### REQUEST
Reproduce the records verbatim, starting at the line that contains "Where is each" and ending at the line that contains "svg-text:5: 5 — [21, 305, 28, 319]", with both of those lines included.

### RECORDS PROVIDED
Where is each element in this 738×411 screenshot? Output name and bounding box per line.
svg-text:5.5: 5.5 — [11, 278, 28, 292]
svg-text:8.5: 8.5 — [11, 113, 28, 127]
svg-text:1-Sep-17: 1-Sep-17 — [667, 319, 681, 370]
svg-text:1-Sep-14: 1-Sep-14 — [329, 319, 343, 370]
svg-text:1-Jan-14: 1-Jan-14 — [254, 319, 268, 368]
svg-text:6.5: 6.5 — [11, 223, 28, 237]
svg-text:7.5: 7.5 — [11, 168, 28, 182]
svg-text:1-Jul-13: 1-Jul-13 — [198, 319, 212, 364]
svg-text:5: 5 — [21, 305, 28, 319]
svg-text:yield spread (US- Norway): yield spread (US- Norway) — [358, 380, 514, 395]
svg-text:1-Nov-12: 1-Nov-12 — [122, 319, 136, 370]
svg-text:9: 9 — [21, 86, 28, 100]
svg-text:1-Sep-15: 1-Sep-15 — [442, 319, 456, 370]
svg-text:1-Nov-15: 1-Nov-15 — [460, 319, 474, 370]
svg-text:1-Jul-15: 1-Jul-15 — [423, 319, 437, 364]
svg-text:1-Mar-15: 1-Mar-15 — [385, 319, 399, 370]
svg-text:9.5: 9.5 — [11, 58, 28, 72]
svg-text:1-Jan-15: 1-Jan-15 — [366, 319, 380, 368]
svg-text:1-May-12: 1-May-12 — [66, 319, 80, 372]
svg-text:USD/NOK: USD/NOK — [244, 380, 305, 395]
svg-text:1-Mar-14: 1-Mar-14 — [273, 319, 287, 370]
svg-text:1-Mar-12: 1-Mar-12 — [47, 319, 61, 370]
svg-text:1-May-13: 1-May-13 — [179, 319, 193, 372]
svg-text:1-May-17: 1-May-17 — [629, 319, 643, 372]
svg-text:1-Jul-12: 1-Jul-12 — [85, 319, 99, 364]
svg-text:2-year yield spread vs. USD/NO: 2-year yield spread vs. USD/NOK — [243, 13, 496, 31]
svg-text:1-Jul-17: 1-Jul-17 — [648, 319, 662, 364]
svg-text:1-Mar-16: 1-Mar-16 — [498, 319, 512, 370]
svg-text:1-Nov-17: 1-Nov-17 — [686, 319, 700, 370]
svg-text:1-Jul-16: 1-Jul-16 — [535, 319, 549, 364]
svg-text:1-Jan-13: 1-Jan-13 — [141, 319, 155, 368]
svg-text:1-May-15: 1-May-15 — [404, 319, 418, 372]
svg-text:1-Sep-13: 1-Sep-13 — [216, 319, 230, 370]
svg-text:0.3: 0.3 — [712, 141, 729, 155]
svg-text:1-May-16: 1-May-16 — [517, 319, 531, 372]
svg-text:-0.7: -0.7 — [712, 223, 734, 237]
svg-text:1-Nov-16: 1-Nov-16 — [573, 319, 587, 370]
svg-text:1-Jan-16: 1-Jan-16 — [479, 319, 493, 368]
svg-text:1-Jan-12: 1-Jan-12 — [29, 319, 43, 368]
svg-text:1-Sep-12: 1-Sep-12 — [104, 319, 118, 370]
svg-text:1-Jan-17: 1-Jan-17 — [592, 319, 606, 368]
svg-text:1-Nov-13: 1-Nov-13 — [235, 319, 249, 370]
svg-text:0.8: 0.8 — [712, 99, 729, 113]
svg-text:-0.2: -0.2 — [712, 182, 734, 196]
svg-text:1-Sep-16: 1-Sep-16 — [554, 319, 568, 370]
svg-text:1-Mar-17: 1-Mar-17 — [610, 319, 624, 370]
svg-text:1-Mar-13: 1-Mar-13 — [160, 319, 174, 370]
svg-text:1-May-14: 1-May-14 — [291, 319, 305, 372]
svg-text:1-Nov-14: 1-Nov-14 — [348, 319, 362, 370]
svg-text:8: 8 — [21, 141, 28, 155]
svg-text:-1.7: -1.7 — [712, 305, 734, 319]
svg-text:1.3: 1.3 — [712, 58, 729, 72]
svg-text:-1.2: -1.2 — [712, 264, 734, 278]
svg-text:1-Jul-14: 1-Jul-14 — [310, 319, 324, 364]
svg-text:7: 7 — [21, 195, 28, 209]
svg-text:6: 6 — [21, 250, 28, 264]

==

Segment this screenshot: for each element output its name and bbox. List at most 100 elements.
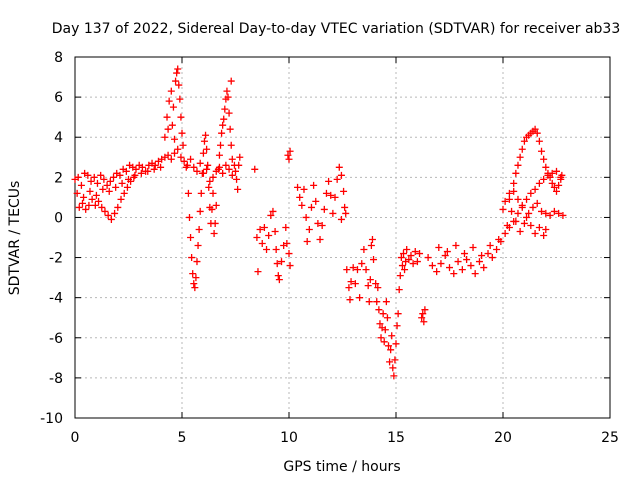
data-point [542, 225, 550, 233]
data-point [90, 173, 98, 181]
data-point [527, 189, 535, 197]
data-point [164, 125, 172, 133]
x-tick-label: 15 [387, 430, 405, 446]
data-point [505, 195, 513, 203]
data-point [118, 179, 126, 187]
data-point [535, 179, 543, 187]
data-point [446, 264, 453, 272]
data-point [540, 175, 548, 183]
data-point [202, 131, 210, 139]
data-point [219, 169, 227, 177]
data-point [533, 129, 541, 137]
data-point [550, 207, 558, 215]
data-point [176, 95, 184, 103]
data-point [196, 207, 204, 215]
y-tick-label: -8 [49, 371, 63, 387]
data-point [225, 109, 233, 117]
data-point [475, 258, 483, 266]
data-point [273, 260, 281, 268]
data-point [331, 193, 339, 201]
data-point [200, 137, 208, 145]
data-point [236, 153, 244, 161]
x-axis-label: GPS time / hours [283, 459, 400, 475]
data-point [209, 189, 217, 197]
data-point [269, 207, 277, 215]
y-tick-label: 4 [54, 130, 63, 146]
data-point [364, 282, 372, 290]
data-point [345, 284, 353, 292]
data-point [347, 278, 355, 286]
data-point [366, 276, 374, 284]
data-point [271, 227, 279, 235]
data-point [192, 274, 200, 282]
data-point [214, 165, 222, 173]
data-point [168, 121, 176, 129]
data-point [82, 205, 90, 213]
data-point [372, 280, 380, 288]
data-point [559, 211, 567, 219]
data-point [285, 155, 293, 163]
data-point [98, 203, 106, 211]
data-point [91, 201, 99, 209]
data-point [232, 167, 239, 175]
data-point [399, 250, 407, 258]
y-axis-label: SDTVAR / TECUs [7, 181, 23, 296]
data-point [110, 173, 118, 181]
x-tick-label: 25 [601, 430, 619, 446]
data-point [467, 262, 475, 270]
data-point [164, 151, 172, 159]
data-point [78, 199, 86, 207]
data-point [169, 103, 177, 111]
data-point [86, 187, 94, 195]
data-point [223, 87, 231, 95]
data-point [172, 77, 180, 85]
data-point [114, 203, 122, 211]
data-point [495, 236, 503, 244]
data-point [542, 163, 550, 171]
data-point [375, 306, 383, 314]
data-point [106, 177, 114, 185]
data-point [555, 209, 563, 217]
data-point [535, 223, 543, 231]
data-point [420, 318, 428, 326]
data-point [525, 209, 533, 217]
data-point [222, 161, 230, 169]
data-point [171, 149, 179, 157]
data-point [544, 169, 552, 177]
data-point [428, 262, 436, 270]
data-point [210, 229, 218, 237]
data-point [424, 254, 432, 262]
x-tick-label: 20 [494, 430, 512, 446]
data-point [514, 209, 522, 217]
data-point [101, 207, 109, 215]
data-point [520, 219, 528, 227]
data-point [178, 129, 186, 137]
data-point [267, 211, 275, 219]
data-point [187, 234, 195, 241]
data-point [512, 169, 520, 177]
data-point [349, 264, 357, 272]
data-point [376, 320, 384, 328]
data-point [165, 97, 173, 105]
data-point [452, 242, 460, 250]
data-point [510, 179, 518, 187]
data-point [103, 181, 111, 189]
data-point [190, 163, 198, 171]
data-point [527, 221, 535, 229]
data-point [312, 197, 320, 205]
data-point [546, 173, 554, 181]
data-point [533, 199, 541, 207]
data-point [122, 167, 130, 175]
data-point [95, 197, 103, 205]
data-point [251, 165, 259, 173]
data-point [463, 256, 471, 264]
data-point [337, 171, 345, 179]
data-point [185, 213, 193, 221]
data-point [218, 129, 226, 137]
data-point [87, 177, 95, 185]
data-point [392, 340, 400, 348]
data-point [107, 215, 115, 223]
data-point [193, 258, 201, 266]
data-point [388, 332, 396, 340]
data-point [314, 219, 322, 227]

### RESULT BELOW
Where is each element in this 738×411 screenshot? Output name and bounding box per line.
svg-text:5.5: 5.5 — [11, 278, 28, 292]
svg-text:8.5: 8.5 — [11, 113, 28, 127]
svg-text:1-Sep-17: 1-Sep-17 — [667, 319, 681, 370]
svg-text:1-Sep-14: 1-Sep-14 — [329, 319, 343, 370]
svg-text:1-Jan-14: 1-Jan-14 — [254, 319, 268, 368]
svg-text:6.5: 6.5 — [11, 223, 28, 237]
svg-text:7.5: 7.5 — [11, 168, 28, 182]
svg-text:1-Jul-13: 1-Jul-13 — [198, 319, 212, 364]
svg-text:5: 5 — [21, 305, 28, 319]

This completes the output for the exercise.